Required work = Identify the lines containing the word "ffffff". Copy each one.

Task data =
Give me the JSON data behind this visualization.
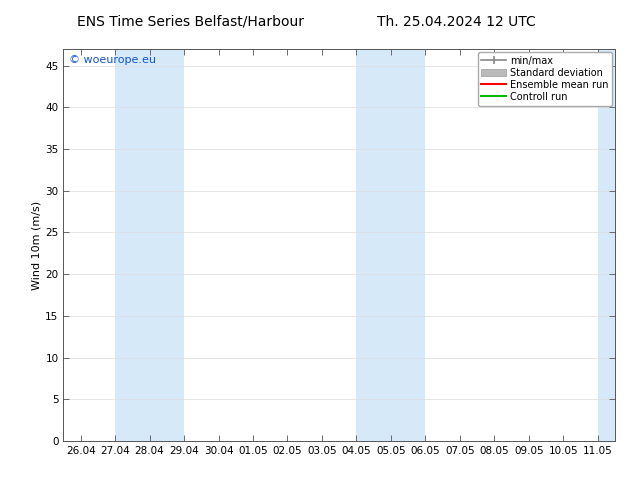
{
  "title_left": "ENS Time Series Belfast/Harbour",
  "title_right": "Th. 25.04.2024 12 UTC",
  "ylabel": "Wind 10m (m/s)",
  "ylim": [
    0,
    47
  ],
  "yticks": [
    0,
    5,
    10,
    15,
    20,
    25,
    30,
    35,
    40,
    45
  ],
  "x_labels": [
    "26.04",
    "27.04",
    "28.04",
    "29.04",
    "30.04",
    "01.05",
    "02.05",
    "03.05",
    "04.05",
    "05.05",
    "06.05",
    "07.05",
    "08.05",
    "09.05",
    "10.05",
    "11.05"
  ],
  "x_positions": [
    0,
    1,
    2,
    3,
    4,
    5,
    6,
    7,
    8,
    9,
    10,
    11,
    12,
    13,
    14,
    15
  ],
  "xlim": [
    -0.5,
    15.5
  ],
  "shaded_bands": [
    {
      "x_start": 1.0,
      "x_end": 3.0
    },
    {
      "x_start": 8.0,
      "x_end": 10.0
    },
    {
      "x_start": 15.0,
      "x_end": 15.5
    }
  ],
  "shaded_color": "#d6e9f8",
  "bg_color": "#ffffff",
  "plot_bg_color": "#ffffff",
  "grid_color": "#dddddd",
  "axis_color": "#555555",
  "watermark_text": "© woeurope.eu",
  "watermark_color": "#1155cc",
  "legend_items": [
    {
      "label": "min/max",
      "color": "#888888",
      "style": "errorbar"
    },
    {
      "label": "Standard deviation",
      "color": "#bbbbbb",
      "style": "filled"
    },
    {
      "label": "Ensemble mean run",
      "color": "#ff0000",
      "style": "line"
    },
    {
      "label": "Controll run",
      "color": "#00bb00",
      "style": "line"
    }
  ],
  "font_size_title": 10,
  "font_size_axis": 8,
  "font_size_tick": 7.5,
  "font_size_legend": 7,
  "font_size_watermark": 8
}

Result =
  "bg_color": "#ffffff",
  "plot_bg_color": "#ffffff",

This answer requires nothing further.